Saved data entries:
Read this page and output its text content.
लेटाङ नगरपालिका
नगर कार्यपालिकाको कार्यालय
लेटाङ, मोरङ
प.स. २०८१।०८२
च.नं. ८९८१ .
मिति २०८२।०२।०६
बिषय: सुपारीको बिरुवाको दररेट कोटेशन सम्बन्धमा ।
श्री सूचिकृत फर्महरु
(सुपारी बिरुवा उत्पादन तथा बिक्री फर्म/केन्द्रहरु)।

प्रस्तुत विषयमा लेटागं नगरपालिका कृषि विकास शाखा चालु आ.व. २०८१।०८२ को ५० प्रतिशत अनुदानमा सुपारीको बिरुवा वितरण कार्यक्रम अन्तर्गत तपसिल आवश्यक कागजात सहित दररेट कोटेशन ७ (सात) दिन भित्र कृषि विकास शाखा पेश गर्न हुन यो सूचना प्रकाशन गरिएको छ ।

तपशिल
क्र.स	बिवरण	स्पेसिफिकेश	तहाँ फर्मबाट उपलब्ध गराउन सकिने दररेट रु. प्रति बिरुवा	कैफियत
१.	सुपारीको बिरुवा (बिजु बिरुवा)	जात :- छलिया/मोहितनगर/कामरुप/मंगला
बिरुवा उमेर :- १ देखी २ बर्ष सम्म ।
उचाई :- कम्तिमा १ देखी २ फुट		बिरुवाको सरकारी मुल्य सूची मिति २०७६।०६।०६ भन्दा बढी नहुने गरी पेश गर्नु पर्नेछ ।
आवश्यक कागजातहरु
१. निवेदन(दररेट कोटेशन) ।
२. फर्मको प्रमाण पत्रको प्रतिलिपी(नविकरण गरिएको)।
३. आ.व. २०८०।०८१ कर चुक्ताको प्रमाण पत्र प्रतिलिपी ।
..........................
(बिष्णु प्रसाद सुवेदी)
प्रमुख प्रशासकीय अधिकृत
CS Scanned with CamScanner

> Your goal:
Filter for "नगरप". Return all lines that hold it.

> Response to this task:
लेटाङ नगरपालिका
प्रस्तुत विषयमा लेटागं नगरपालिका कृषि विकास शाखा चालु आ.व. २०८१।०८२ को ५० प्रतिशत अनुदानमा सुपारीको बिरुवा वितरण कार्यक्रम अन्तर्गत तपसिल आवश्यक कागजात सहित दररेट कोटेशन ७ (सात) दिन भित्र कृषि विकास शाखा पेश गर्न हुन यो सूचना प्रकाशन गरिएको छ ।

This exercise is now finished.